→ **Material for this task**:
◆ ◆ ◆ ◆

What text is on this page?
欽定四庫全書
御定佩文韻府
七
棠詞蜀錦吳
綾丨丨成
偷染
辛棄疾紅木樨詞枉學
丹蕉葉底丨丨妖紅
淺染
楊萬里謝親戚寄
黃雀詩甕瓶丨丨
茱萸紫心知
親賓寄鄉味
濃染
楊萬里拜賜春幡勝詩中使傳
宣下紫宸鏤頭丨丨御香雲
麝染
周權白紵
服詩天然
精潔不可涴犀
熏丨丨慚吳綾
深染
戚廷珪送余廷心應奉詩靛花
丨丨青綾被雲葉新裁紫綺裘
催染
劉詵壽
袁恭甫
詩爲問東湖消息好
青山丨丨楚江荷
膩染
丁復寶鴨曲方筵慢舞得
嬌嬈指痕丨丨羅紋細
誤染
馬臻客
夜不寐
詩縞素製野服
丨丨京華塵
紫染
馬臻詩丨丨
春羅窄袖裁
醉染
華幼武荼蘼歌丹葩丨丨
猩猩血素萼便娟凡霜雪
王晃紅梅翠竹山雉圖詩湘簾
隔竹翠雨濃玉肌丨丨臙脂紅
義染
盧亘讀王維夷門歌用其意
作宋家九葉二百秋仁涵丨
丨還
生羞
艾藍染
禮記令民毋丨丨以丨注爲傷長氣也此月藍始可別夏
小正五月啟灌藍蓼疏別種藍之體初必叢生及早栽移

◆ ◆ ◆ ◆

→ **Short task**: Reproduce the full listing exactly.

→ **Task answer**:
What text is on this page?
欽定四庫全書
御定佩文韻府
七
棠詞蜀錦吳
綾丨丨成
偷染
辛棄疾紅木樨詞枉學
丹蕉葉底丨丨妖紅
淺染
楊萬里謝親戚寄
黃雀詩甕瓶丨丨
茱萸紫心知
親賓寄鄉味
濃染
楊萬里拜賜春幡勝詩中使傳
宣下紫宸鏤頭丨丨御香雲
麝染
周權白紵
服詩天然
精潔不可涴犀
熏丨丨慚吳綾
深染
戚廷珪送余廷心應奉詩靛花
丨丨青綾被雲葉新裁紫綺裘
催染
劉詵壽
袁恭甫
詩爲問東湖消息好
青山丨丨楚江荷
膩染
丁復寶鴨曲方筵慢舞得
嬌嬈指痕丨丨羅紋細
誤染
馬臻客
夜不寐
詩縞素製野服
丨丨京華塵
紫染
馬臻詩丨丨
春羅窄袖裁
醉染
華幼武荼蘼歌丹葩丨丨
猩猩血素萼便娟凡霜雪
王晃紅梅翠竹山雉圖詩湘簾
隔竹翠雨濃玉肌丨丨臙脂紅
義染
盧亘讀王維夷門歌用其意
作宋家九葉二百秋仁涵丨
丨還
生羞
艾藍染
禮記令民毋丨丨以丨注爲傷長氣也此月藍始可別夏
小正五月啟灌藍蓼疏別種藍之體初必叢生及早栽移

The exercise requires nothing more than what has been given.